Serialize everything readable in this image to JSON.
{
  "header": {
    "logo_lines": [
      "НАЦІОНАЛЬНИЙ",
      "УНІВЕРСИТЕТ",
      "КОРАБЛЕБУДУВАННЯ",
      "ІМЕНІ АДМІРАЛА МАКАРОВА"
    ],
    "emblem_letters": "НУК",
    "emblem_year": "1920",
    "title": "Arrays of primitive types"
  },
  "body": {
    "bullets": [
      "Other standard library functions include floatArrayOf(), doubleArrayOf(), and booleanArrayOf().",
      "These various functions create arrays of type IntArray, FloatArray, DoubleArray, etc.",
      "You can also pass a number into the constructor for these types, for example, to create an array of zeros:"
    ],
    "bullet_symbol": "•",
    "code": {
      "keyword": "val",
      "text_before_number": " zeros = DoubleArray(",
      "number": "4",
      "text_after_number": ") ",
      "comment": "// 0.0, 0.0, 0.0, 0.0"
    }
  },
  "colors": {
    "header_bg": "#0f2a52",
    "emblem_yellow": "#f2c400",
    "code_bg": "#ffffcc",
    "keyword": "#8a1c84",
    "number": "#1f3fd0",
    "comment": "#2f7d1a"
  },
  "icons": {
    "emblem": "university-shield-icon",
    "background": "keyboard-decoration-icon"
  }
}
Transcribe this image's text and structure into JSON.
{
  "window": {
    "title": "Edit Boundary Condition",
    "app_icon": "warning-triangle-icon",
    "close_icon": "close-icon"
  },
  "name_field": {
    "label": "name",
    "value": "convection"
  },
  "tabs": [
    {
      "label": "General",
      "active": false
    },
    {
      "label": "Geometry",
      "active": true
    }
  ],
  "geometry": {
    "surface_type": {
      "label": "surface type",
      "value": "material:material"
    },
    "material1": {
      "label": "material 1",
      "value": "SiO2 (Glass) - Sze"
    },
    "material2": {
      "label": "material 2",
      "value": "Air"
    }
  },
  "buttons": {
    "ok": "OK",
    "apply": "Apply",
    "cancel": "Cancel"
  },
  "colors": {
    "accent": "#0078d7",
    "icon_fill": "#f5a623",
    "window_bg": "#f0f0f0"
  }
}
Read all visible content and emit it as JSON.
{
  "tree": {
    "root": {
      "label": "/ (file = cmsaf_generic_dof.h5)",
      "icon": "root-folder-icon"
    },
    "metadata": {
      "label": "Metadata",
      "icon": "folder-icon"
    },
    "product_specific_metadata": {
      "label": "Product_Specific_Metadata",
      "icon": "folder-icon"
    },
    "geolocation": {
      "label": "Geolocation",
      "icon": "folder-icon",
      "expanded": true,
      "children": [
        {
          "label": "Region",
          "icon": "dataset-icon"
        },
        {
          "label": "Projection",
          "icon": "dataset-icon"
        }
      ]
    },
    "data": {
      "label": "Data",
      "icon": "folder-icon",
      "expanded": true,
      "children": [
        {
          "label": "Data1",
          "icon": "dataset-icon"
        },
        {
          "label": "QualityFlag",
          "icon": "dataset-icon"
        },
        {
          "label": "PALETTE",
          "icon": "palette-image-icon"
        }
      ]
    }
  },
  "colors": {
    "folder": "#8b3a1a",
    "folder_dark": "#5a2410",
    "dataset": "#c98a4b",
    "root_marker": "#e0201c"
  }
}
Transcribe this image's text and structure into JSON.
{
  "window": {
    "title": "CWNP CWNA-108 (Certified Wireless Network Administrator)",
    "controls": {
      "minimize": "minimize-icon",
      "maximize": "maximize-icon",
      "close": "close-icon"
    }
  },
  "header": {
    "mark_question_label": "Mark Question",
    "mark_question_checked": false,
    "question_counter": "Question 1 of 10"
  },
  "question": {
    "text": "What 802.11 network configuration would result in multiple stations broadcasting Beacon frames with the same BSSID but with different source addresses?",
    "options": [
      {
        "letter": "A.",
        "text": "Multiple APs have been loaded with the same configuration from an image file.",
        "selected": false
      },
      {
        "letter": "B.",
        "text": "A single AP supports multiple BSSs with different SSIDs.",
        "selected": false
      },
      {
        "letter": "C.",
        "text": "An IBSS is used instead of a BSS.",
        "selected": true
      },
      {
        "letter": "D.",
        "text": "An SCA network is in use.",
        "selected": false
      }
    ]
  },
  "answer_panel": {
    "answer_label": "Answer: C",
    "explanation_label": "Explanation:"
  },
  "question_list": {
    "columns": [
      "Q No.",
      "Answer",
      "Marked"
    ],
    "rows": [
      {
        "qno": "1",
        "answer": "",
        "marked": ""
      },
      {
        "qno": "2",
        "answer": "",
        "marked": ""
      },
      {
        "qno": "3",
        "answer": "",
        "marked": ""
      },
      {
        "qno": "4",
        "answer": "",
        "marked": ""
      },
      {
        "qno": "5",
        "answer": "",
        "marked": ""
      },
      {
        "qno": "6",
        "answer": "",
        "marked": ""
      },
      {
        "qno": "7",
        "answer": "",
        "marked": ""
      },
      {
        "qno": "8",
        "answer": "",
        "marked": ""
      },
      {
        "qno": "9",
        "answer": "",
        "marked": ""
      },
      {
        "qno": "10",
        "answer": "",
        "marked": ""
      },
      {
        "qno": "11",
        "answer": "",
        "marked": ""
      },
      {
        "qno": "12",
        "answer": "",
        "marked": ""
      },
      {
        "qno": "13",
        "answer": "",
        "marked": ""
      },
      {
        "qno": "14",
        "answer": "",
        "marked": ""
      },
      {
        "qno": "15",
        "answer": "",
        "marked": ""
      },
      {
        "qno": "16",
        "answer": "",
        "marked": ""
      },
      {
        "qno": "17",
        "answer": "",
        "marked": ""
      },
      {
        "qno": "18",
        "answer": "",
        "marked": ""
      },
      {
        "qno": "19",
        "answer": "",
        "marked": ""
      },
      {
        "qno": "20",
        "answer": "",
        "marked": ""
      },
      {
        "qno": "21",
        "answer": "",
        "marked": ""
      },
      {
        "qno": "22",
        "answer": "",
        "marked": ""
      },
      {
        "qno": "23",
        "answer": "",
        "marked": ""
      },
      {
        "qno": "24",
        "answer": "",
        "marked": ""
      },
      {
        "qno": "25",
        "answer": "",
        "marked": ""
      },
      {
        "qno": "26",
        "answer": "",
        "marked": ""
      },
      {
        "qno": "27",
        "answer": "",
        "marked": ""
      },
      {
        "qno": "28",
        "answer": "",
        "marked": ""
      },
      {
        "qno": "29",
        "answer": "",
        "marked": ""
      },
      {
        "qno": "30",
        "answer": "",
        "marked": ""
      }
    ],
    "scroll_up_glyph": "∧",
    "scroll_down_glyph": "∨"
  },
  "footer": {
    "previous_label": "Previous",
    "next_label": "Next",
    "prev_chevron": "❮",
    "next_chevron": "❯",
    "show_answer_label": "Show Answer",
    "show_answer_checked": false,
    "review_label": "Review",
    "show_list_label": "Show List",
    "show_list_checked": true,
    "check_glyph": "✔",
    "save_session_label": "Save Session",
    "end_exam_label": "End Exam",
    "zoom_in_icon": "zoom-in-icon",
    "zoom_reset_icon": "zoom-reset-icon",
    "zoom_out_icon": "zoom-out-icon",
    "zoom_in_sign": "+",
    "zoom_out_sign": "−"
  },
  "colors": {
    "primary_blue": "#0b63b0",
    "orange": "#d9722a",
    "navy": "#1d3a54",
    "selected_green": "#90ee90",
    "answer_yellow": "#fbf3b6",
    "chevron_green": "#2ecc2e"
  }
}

━━━━━━

# Written problem
Transcribe every record above exactly as it appears.

# Task response
Serialize everything readable in this image to JSON.
{
  "header": {
    "logo_lines": [
      "НАЦІОНАЛЬНИЙ",
      "УНІВЕРСИТЕТ",
      "КОРАБЛЕБУДУВАННЯ",
      "ІМЕНІ АДМІРАЛА МАКАРОВА"
    ],
    "emblem_letters": "НУК",
    "emblem_year": "1920",
    "title": "Arrays of primitive types"
  },
  "body": {
    "bullets": [
      "Other standard library functions include floatArrayOf(), doubleArrayOf(), and booleanArrayOf().",
      "These various functions create arrays of type IntArray, FloatArray, DoubleArray, etc.",
      "You can also pass a number into the constructor for these types, for example, to create an array of zeros:"
    ],
    "bullet_symbol": "•",
    "code": {
      "keyword": "val",
      "text_before_number": " zeros = DoubleArray(",
      "number": "4",
      "text_after_number": ") ",
      "comment": "// 0.0, 0.0, 0.0, 0.0"
    }
  },
  "colors": {
    "header_bg": "#0f2a52",
    "emblem_yellow": "#f2c400",
    "code_bg": "#ffffcc",
    "keyword": "#8a1c84",
    "number": "#1f3fd0",
    "comment": "#2f7d1a"
  },
  "icons": {
    "emblem": "university-shield-icon",
    "background": "keyboard-decoration-icon"
  }
}
Transcribe this image's text and structure into JSON.
{
  "window": {
    "title": "Edit Boundary Condition",
    "app_icon": "warning-triangle-icon",
    "close_icon": "close-icon"
  },
  "name_field": {
    "label": "name",
    "value": "convection"
  },
  "tabs": [
    {
      "label": "General",
      "active": false
    },
    {
      "label": "Geometry",
      "active": true
    }
  ],
  "geometry": {
    "surface_type": {
      "label": "surface type",
      "value": "material:material"
    },
    "material1": {
      "label": "material 1",
      "value": "SiO2 (Glass) - Sze"
    },
    "material2": {
      "label": "material 2",
      "value": "Air"
    }
  },
  "buttons": {
    "ok": "OK",
    "apply": "Apply",
    "cancel": "Cancel"
  },
  "colors": {
    "accent": "#0078d7",
    "icon_fill": "#f5a623",
    "window_bg": "#f0f0f0"
  }
}
Read all visible content and emit it as JSON.
{
  "tree": {
    "root": {
      "label": "/ (file = cmsaf_generic_dof.h5)",
      "icon": "root-folder-icon"
    },
    "metadata": {
      "label": "Metadata",
      "icon": "folder-icon"
    },
    "product_specific_metadata": {
      "label": "Product_Specific_Metadata",
      "icon": "folder-icon"
    },
    "geolocation": {
      "label": "Geolocation",
      "icon": "folder-icon",
      "expanded": true,
      "children": [
        {
          "label": "Region",
          "icon": "dataset-icon"
        },
        {
          "label": "Projection",
          "icon": "dataset-icon"
        }
      ]
    },
    "data": {
      "label": "Data",
      "icon": "folder-icon",
      "expanded": true,
      "children": [
        {
          "label": "Data1",
          "icon": "dataset-icon"
        },
        {
          "label": "QualityFlag",
          "icon": "dataset-icon"
        },
        {
          "label": "PALETTE",
          "icon": "palette-image-icon"
        }
      ]
    }
  },
  "colors": {
    "folder": "#8b3a1a",
    "folder_dark": "#5a2410",
    "dataset": "#c98a4b",
    "root_marker": "#e0201c"
  }
}
Transcribe this image's text and structure into JSON.
{
  "window": {
    "title": "CWNP CWNA-108 (Certified Wireless Network Administrator)",
    "controls": {
      "minimize": "minimize-icon",
      "maximize": "maximize-icon",
      "close": "close-icon"
    }
  },
  "header": {
    "mark_question_label": "Mark Question",
    "mark_question_checked": false,
    "question_counter": "Question 1 of 10"
  },
  "question": {
    "text": "What 802.11 network configuration would result in multiple stations broadcasting Beacon frames with the same BSSID but with different source addresses?",
    "options": [
      {
        "letter": "A.",
        "text": "Multiple APs have been loaded with the same configuration from an image file.",
        "selected": false
      },
      {
        "letter": "B.",
        "text": "A single AP supports multiple BSSs with different SSIDs.",
        "selected": false
      },
      {
        "letter": "C.",
        "text": "An IBSS is used instead of a BSS.",
        "selected": true
      },
      {
        "letter": "D.",
        "text": "An SCA network is in use.",
        "selected": false
      }
    ]
  },
  "answer_panel": {
    "answer_label": "Answer: C",
    "explanation_label": "Explanation:"
  },
  "question_list": {
    "columns": [
      "Q No.",
      "Answer",
      "Marked"
    ],
    "rows": [
      {
        "qno": "1",
        "answer": "",
        "marked": ""
      },
      {
        "qno": "2",
        "answer": "",
        "marked": ""
      },
      {
        "qno": "3",
        "answer": "",
        "marked": ""
      },
      {
        "qno": "4",
        "answer": "",
        "marked": ""
      },
      {
        "qno": "5",
        "answer": "",
        "marked": ""
      },
      {
        "qno": "6",
        "answer": "",
        "marked": ""
      },
      {
        "qno": "7",
        "answer": "",
        "marked": ""
      },
      {
        "qno": "8",
        "answer": "",
        "marked": ""
      },
      {
        "qno": "9",
        "answer": "",
        "marked": ""
      },
      {
        "qno": "10",
        "answer": "",
        "marked": ""
      },
      {
        "qno": "11",
        "answer": "",
        "marked": ""
      },
      {
        "qno": "12",
        "answer": "",
        "marked": ""
      },
      {
        "qno": "13",
        "answer": "",
        "marked": ""
      },
      {
        "qno": "14",
        "answer": "",
        "marked": ""
      },
      {
        "qno": "15",
        "answer": "",
        "marked": ""
      },
      {
        "qno": "16",
        "answer": "",
        "marked": ""
      },
      {
        "qno": "17",
        "answer": "",
        "marked": ""
      },
      {
        "qno": "18",
        "answer": "",
        "marked": ""
      },
      {
        "qno": "19",
        "answer": "",
        "marked": ""
      },
      {
        "qno": "20",
        "answer": "",
        "marked": ""
      },
      {
        "qno": "21",
        "answer": "",
        "marked": ""
      },
      {
        "qno": "22",
        "answer": "",
        "marked": ""
      },
      {
        "qno": "23",
        "answer": "",
        "marked": ""
      },
      {
        "qno": "24",
        "answer": "",
        "marked": ""
      },
      {
        "qno": "25",
        "answer": "",
        "marked": ""
      },
      {
        "qno": "26",
        "answer": "",
        "marked": ""
      },
      {
        "qno": "27",
        "answer": "",
        "marked": ""
      },
      {
        "qno": "28",
        "answer": "",
        "marked": ""
      },
      {
        "qno": "29",
        "answer": "",
        "marked": ""
      },
      {
        "qno": "30",
        "answer": "",
        "marked": ""
      }
    ],
    "scroll_up_glyph": "∧",
    "scroll_down_glyph": "∨"
  },
  "footer": {
    "previous_label": "Previous",
    "next_label": "Next",
    "prev_chevron": "❮",
    "next_chevron": "❯",
    "show_answer_label": "Show Answer",
    "show_answer_checked": false,
    "review_label": "Review",
    "show_list_label": "Show List",
    "show_list_checked": true,
    "check_glyph": "✔",
    "save_session_label": "Save Session",
    "end_exam_label": "End Exam",
    "zoom_in_icon": "zoom-in-icon",
    "zoom_reset_icon": "zoom-reset-icon",
    "zoom_out_icon": "zoom-out-icon",
    "zoom_in_sign": "+",
    "zoom_out_sign": "−"
  },
  "colors": {
    "primary_blue": "#0b63b0",
    "orange": "#d9722a",
    "navy": "#1d3a54",
    "selected_green": "#90ee90",
    "answer_yellow": "#fbf3b6",
    "chevron_green": "#2ecc2e"
  }
}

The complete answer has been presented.